:: Exercise requirements ::
Send each entry back exactly as given, pictures excluded.

=== The input ===

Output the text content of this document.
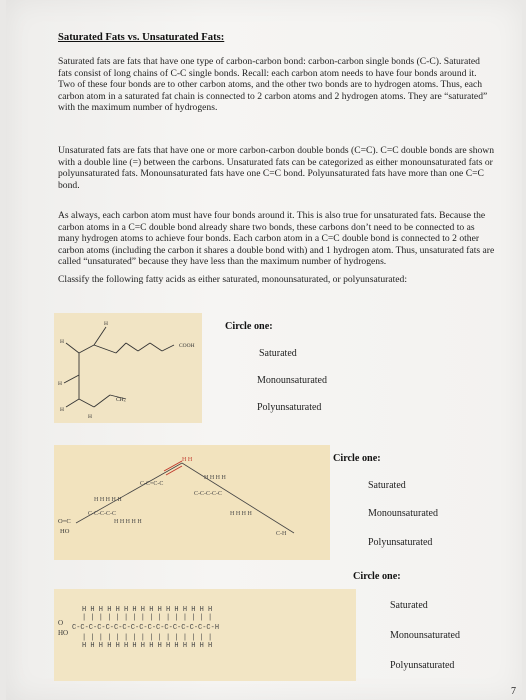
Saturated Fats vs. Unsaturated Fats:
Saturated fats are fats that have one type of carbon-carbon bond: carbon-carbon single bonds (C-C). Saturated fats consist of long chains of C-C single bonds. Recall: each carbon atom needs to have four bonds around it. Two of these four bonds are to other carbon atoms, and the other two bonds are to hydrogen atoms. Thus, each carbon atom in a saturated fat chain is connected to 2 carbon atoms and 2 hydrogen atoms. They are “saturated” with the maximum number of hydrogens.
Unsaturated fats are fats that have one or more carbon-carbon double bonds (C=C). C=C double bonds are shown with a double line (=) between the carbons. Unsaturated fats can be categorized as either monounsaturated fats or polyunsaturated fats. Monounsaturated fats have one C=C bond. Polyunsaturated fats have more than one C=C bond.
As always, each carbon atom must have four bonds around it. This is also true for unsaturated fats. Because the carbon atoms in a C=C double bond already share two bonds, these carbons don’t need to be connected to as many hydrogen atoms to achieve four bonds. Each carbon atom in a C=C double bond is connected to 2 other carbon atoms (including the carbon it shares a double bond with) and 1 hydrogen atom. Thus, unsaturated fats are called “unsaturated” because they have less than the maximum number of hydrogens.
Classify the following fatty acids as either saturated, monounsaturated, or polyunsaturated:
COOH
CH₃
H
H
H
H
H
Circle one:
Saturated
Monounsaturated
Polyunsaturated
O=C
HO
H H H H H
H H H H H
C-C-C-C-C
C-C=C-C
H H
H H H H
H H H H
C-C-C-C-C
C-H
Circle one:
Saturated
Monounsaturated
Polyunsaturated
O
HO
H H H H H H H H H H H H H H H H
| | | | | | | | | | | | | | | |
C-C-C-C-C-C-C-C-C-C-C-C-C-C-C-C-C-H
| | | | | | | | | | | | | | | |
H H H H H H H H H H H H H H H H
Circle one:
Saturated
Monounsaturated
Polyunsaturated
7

===

:: Result of the task ::
Output the text content of this document.
Saturated Fats vs. Unsaturated Fats:
Saturated fats are fats that have one type of carbon-carbon bond: carbon-carbon single bonds (C-C). Saturated fats consist of long chains of C-C single bonds. Recall: each carbon atom needs to have four bonds around it. Two of these four bonds are to other carbon atoms, and the other two bonds are to hydrogen atoms. Thus, each carbon atom in a saturated fat chain is connected to 2 carbon atoms and 2 hydrogen atoms. They are “saturated” with the maximum number of hydrogens.
Unsaturated fats are fats that have one or more carbon-carbon double bonds (C=C). C=C double bonds are shown with a double line (=) between the carbons. Unsaturated fats can be categorized as either monounsaturated fats or polyunsaturated fats. Monounsaturated fats have one C=C bond. Polyunsaturated fats have more than one C=C bond.
As always, each carbon atom must have four bonds around it. This is also true for unsaturated fats. Because the carbon atoms in a C=C double bond already share two bonds, these carbons don’t need to be connected to as many hydrogen atoms to achieve four bonds. Each carbon atom in a C=C double bond is connected to 2 other carbon atoms (including the carbon it shares a double bond with) and 1 hydrogen atom. Thus, unsaturated fats are called “unsaturated” because they have less than the maximum number of hydrogens.
Classify the following fatty acids as either saturated, monounsaturated, or polyunsaturated:
COOH
CH₃
H
H
H
H
H
Circle one:
Saturated
Monounsaturated
Polyunsaturated
O=C
HO
H H H H H
H H H H H
C-C-C-C-C
C-C=C-C
H H
H H H H
H H H H
C-C-C-C-C
C-H
Circle one:
Saturated
Monounsaturated
Polyunsaturated
O
HO
H H H H H H H H H H H H H H H H
| | | | | | | | | | | | | | | |
C-C-C-C-C-C-C-C-C-C-C-C-C-C-C-C-C-H
| | | | | | | | | | | | | | | |
H H H H H H H H H H H H H H H H
Circle one:
Saturated
Monounsaturated
Polyunsaturated
7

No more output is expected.